-- start Listed records --
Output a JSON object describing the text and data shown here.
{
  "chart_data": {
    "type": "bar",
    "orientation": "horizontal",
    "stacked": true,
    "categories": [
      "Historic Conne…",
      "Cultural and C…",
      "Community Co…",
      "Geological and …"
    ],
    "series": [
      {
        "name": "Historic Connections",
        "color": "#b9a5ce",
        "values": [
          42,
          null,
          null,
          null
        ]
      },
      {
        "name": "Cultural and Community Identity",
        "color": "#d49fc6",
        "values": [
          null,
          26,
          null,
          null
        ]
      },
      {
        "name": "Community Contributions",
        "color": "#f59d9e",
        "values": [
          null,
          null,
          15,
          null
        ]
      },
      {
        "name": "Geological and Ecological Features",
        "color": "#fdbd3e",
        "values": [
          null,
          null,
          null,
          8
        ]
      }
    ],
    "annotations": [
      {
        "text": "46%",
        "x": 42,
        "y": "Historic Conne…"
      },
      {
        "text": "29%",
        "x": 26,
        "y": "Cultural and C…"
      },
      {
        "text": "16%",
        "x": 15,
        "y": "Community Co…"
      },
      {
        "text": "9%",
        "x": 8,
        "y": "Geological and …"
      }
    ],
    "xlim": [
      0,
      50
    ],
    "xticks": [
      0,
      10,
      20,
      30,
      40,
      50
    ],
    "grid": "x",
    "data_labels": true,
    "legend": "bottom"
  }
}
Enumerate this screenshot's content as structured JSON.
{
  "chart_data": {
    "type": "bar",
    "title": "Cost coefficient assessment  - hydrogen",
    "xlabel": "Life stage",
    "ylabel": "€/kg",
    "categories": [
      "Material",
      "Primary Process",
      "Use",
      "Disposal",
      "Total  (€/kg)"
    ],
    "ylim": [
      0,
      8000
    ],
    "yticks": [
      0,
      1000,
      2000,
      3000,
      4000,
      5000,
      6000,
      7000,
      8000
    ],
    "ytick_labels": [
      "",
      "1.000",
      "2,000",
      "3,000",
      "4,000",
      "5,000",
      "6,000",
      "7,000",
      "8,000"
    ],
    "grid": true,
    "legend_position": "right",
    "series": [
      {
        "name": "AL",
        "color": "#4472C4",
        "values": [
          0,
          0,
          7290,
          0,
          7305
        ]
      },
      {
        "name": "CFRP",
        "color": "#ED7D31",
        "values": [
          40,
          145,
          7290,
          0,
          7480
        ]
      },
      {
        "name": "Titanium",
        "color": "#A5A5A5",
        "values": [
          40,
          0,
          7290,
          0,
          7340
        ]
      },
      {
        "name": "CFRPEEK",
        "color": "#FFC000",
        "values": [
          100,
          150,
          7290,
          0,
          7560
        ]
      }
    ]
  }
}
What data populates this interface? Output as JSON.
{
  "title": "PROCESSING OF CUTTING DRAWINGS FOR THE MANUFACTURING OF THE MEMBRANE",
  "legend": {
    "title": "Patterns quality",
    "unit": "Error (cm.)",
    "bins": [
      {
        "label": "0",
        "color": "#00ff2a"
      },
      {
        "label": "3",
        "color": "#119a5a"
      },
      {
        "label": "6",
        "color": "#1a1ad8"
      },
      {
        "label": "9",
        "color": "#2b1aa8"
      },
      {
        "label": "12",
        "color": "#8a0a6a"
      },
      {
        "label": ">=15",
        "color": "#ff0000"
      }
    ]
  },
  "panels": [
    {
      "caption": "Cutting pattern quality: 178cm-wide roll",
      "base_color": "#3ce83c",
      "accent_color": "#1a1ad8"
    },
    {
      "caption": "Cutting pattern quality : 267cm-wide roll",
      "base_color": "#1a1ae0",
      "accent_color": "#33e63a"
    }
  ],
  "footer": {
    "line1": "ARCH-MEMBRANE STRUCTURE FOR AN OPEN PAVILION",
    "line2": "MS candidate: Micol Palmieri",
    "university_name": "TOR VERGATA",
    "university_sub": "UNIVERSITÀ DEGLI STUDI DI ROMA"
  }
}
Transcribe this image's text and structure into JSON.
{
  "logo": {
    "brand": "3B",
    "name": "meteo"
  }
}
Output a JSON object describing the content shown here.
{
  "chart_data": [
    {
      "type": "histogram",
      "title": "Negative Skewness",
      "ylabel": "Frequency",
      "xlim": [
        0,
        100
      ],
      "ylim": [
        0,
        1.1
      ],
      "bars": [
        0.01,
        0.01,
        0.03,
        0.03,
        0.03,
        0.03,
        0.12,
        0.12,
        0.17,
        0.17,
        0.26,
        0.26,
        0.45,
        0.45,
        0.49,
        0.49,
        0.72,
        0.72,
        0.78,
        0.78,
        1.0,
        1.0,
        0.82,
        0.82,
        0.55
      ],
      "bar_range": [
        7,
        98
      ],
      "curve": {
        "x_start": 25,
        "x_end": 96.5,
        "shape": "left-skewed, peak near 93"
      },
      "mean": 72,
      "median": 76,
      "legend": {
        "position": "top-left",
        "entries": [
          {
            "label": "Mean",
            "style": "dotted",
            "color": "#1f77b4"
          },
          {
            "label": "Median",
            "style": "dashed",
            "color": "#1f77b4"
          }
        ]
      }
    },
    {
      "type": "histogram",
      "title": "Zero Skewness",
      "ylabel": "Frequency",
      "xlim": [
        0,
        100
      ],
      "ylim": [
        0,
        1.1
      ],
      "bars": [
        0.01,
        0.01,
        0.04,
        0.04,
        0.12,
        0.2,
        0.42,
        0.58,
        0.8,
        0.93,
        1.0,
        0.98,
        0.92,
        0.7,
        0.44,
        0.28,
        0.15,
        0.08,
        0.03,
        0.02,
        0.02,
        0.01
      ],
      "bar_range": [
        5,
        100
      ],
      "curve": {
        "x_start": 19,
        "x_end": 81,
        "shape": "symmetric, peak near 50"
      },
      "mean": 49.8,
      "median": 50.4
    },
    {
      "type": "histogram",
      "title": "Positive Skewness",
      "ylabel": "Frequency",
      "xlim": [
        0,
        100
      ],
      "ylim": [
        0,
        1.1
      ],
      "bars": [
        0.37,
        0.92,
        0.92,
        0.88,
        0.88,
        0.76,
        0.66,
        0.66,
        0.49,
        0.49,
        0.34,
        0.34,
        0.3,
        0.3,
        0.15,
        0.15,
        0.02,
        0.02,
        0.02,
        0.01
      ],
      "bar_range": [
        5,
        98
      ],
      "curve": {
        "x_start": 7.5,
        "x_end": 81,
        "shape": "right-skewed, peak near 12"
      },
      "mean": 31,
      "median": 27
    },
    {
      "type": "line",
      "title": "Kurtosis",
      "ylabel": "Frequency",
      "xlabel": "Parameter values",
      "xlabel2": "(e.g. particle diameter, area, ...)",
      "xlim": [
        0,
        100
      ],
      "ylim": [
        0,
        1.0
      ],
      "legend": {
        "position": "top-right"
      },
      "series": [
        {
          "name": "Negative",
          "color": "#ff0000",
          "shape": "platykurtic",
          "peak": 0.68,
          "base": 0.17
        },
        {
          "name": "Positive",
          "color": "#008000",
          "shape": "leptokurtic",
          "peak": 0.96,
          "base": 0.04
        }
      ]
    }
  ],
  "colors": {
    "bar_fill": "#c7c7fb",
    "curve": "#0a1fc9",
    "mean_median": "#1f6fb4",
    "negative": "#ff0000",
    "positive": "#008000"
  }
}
-- end Listed records --
Task
Filter the listing above for the string "shape" and copy every matching line.

Result below
        "shape": "left-skewed, peak near 93"
        "shape": "symmetric, peak near 50"
        "shape": "right-skewed, peak near 12"
          "shape": "platykurtic",
          "shape": "leptokurtic",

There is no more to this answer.